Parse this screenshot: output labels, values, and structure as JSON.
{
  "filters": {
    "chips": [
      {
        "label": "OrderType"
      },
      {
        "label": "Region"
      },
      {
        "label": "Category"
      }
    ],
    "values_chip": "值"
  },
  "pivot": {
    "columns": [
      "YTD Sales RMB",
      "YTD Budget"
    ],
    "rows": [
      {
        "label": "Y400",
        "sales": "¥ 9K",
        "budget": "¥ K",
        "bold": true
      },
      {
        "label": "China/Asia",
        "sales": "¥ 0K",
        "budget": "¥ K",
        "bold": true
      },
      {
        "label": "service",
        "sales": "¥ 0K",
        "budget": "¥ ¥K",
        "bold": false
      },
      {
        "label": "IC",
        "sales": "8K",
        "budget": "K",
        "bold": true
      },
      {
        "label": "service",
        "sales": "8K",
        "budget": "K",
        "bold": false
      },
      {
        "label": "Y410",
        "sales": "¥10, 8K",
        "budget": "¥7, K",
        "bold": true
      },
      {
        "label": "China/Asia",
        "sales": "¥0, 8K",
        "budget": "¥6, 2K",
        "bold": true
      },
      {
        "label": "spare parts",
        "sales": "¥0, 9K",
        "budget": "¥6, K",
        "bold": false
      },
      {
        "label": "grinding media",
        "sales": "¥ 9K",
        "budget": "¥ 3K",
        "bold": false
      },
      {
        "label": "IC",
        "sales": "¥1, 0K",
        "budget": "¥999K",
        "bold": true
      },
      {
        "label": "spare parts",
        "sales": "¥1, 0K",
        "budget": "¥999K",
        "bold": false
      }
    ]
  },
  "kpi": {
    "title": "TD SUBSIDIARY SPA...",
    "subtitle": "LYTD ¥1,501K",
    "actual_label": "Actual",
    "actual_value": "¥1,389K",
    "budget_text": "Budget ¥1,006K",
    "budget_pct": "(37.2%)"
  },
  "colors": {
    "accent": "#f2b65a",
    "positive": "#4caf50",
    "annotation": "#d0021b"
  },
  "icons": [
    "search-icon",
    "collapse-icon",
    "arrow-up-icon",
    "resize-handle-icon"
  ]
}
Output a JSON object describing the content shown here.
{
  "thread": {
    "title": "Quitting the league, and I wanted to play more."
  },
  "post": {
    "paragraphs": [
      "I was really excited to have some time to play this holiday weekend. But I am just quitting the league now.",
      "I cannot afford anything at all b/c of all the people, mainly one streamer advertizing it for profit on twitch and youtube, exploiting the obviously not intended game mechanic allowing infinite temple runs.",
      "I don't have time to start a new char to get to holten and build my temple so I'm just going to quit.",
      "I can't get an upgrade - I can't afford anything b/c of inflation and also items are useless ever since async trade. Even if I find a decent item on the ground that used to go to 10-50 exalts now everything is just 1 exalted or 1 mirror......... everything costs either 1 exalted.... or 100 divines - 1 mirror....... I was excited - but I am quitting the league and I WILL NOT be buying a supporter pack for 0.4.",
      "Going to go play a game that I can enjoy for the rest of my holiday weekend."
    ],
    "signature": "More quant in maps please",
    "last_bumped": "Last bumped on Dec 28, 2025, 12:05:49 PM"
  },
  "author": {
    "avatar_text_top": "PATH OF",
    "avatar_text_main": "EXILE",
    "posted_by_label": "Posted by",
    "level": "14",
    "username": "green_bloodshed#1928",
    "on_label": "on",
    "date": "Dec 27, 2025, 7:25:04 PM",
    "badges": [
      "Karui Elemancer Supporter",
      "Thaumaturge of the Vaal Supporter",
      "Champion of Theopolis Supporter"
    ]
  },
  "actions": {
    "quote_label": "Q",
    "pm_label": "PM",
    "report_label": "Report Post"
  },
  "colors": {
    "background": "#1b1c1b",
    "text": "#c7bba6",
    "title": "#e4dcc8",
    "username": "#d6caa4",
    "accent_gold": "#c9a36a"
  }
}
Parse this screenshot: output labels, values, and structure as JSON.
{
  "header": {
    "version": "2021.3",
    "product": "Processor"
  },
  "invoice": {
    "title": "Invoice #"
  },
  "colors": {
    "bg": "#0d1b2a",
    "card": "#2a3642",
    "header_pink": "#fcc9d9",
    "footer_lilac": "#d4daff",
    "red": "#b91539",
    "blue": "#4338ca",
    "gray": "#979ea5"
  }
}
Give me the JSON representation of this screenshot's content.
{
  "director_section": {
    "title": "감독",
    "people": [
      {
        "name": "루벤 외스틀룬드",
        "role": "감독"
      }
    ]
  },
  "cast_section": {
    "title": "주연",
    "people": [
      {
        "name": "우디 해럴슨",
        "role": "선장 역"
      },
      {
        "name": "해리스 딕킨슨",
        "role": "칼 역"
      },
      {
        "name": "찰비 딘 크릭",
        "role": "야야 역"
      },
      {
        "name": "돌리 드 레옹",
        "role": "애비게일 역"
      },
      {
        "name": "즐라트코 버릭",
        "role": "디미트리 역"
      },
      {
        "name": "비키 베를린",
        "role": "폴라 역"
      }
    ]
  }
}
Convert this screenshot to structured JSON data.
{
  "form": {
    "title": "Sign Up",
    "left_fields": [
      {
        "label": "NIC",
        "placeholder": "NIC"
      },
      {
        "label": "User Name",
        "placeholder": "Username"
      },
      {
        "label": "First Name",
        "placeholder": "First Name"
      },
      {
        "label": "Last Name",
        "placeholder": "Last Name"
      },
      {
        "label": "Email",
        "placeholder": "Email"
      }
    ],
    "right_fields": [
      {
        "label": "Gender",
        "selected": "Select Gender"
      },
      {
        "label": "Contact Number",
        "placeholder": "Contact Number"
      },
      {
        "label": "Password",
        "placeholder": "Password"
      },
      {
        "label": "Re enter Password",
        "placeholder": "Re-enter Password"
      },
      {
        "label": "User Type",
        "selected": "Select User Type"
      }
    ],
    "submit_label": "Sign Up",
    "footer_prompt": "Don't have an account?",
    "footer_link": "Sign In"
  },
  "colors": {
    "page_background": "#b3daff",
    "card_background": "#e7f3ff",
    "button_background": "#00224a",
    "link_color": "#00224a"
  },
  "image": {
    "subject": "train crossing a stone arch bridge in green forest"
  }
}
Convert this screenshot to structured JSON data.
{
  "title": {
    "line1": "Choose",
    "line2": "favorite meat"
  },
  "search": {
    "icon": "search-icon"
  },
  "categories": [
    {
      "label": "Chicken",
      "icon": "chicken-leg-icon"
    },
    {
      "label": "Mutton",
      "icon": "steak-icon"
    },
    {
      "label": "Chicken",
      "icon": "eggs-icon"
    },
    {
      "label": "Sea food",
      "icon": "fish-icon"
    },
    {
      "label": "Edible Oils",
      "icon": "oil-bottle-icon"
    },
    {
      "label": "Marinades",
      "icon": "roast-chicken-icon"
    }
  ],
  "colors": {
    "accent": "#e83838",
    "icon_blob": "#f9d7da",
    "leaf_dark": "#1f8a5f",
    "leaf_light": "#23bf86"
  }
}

# WORK REQUIRED
Restate the listing above word for word.

# THE ANSWER
Parse this screenshot: output labels, values, and structure as JSON.
{
  "filters": {
    "chips": [
      {
        "label": "OrderType"
      },
      {
        "label": "Region"
      },
      {
        "label": "Category"
      }
    ],
    "values_chip": "值"
  },
  "pivot": {
    "columns": [
      "YTD Sales RMB",
      "YTD Budget"
    ],
    "rows": [
      {
        "label": "Y400",
        "sales": "¥ 9K",
        "budget": "¥ K",
        "bold": true
      },
      {
        "label": "China/Asia",
        "sales": "¥ 0K",
        "budget": "¥ K",
        "bold": true
      },
      {
        "label": "service",
        "sales": "¥ 0K",
        "budget": "¥ ¥K",
        "bold": false
      },
      {
        "label": "IC",
        "sales": "8K",
        "budget": "K",
        "bold": true
      },
      {
        "label": "service",
        "sales": "8K",
        "budget": "K",
        "bold": false
      },
      {
        "label": "Y410",
        "sales": "¥10, 8K",
        "budget": "¥7, K",
        "bold": true
      },
      {
        "label": "China/Asia",
        "sales": "¥0, 8K",
        "budget": "¥6, 2K",
        "bold": true
      },
      {
        "label": "spare parts",
        "sales": "¥0, 9K",
        "budget": "¥6, K",
        "bold": false
      },
      {
        "label": "grinding media",
        "sales": "¥ 9K",
        "budget": "¥ 3K",
        "bold": false
      },
      {
        "label": "IC",
        "sales": "¥1, 0K",
        "budget": "¥999K",
        "bold": true
      },
      {
        "label": "spare parts",
        "sales": "¥1, 0K",
        "budget": "¥999K",
        "bold": false
      }
    ]
  },
  "kpi": {
    "title": "TD SUBSIDIARY SPA...",
    "subtitle": "LYTD ¥1,501K",
    "actual_label": "Actual",
    "actual_value": "¥1,389K",
    "budget_text": "Budget ¥1,006K",
    "budget_pct": "(37.2%)"
  },
  "colors": {
    "accent": "#f2b65a",
    "positive": "#4caf50",
    "annotation": "#d0021b"
  },
  "icons": [
    "search-icon",
    "collapse-icon",
    "arrow-up-icon",
    "resize-handle-icon"
  ]
}
Output a JSON object describing the content shown here.
{
  "thread": {
    "title": "Quitting the league, and I wanted to play more."
  },
  "post": {
    "paragraphs": [
      "I was really excited to have some time to play this holiday weekend. But I am just quitting the league now.",
      "I cannot afford anything at all b/c of all the people, mainly one streamer advertizing it for profit on twitch and youtube, exploiting the obviously not intended game mechanic allowing infinite temple runs.",
      "I don't have time to start a new char to get to holten and build my temple so I'm just going to quit.",
      "I can't get an upgrade - I can't afford anything b/c of inflation and also items are useless ever since async trade. Even if I find a decent item on the ground that used to go to 10-50 exalts now everything is just 1 exalted or 1 mirror......... everything costs either 1 exalted.... or 100 divines - 1 mirror....... I was excited - but I am quitting the league and I WILL NOT be buying a supporter pack for 0.4.",
      "Going to go play a game that I can enjoy for the rest of my holiday weekend."
    ],
    "signature": "More quant in maps please",
    "last_bumped": "Last bumped on Dec 28, 2025, 12:05:49 PM"
  },
  "author": {
    "avatar_text_top": "PATH OF",
    "avatar_text_main": "EXILE",
    "posted_by_label": "Posted by",
    "level": "14",
    "username": "green_bloodshed#1928",
    "on_label": "on",
    "date": "Dec 27, 2025, 7:25:04 PM",
    "badges": [
      "Karui Elemancer Supporter",
      "Thaumaturge of the Vaal Supporter",
      "Champion of Theopolis Supporter"
    ]
  },
  "actions": {
    "quote_label": "Q",
    "pm_label": "PM",
    "report_label": "Report Post"
  },
  "colors": {
    "background": "#1b1c1b",
    "text": "#c7bba6",
    "title": "#e4dcc8",
    "username": "#d6caa4",
    "accent_gold": "#c9a36a"
  }
}
Parse this screenshot: output labels, values, and structure as JSON.
{
  "header": {
    "version": "2021.3",
    "product": "Processor"
  },
  "invoice": {
    "title": "Invoice #"
  },
  "colors": {
    "bg": "#0d1b2a",
    "card": "#2a3642",
    "header_pink": "#fcc9d9",
    "footer_lilac": "#d4daff",
    "red": "#b91539",
    "blue": "#4338ca",
    "gray": "#979ea5"
  }
}
Give me the JSON representation of this screenshot's content.
{
  "director_section": {
    "title": "감독",
    "people": [
      {
        "name": "루벤 외스틀룬드",
        "role": "감독"
      }
    ]
  },
  "cast_section": {
    "title": "주연",
    "people": [
      {
        "name": "우디 해럴슨",
        "role": "선장 역"
      },
      {
        "name": "해리스 딕킨슨",
        "role": "칼 역"
      },
      {
        "name": "찰비 딘 크릭",
        "role": "야야 역"
      },
      {
        "name": "돌리 드 레옹",
        "role": "애비게일 역"
      },
      {
        "name": "즐라트코 버릭",
        "role": "디미트리 역"
      },
      {
        "name": "비키 베를린",
        "role": "폴라 역"
      }
    ]
  }
}
Convert this screenshot to structured JSON data.
{
  "form": {
    "title": "Sign Up",
    "left_fields": [
      {
        "label": "NIC",
        "placeholder": "NIC"
      },
      {
        "label": "User Name",
        "placeholder": "Username"
      },
      {
        "label": "First Name",
        "placeholder": "First Name"
      },
      {
        "label": "Last Name",
        "placeholder": "Last Name"
      },
      {
        "label": "Email",
        "placeholder": "Email"
      }
    ],
    "right_fields": [
      {
        "label": "Gender",
        "selected": "Select Gender"
      },
      {
        "label": "Contact Number",
        "placeholder": "Contact Number"
      },
      {
        "label": "Password",
        "placeholder": "Password"
      },
      {
        "label": "Re enter Password",
        "placeholder": "Re-enter Password"
      },
      {
        "label": "User Type",
        "selected": "Select User Type"
      }
    ],
    "submit_label": "Sign Up",
    "footer_prompt": "Don't have an account?",
    "footer_link": "Sign In"
  },
  "colors": {
    "page_background": "#b3daff",
    "card_background": "#e7f3ff",
    "button_background": "#00224a",
    "link_color": "#00224a"
  },
  "image": {
    "subject": "train crossing a stone arch bridge in green forest"
  }
}
Convert this screenshot to structured JSON data.
{
  "title": {
    "line1": "Choose",
    "line2": "favorite meat"
  },
  "search": {
    "icon": "search-icon"
  },
  "categories": [
    {
      "label": "Chicken",
      "icon": "chicken-leg-icon"
    },
    {
      "label": "Mutton",
      "icon": "steak-icon"
    },
    {
      "label": "Chicken",
      "icon": "eggs-icon"
    },
    {
      "label": "Sea food",
      "icon": "fish-icon"
    },
    {
      "label": "Edible Oils",
      "icon": "oil-bottle-icon"
    },
    {
      "label": "Marinades",
      "icon": "roast-chicken-icon"
    }
  ],
  "colors": {
    "accent": "#e83838",
    "icon_blob": "#f9d7da",
    "leaf_dark": "#1f8a5f",
    "leaf_light": "#23bf86"
  }
}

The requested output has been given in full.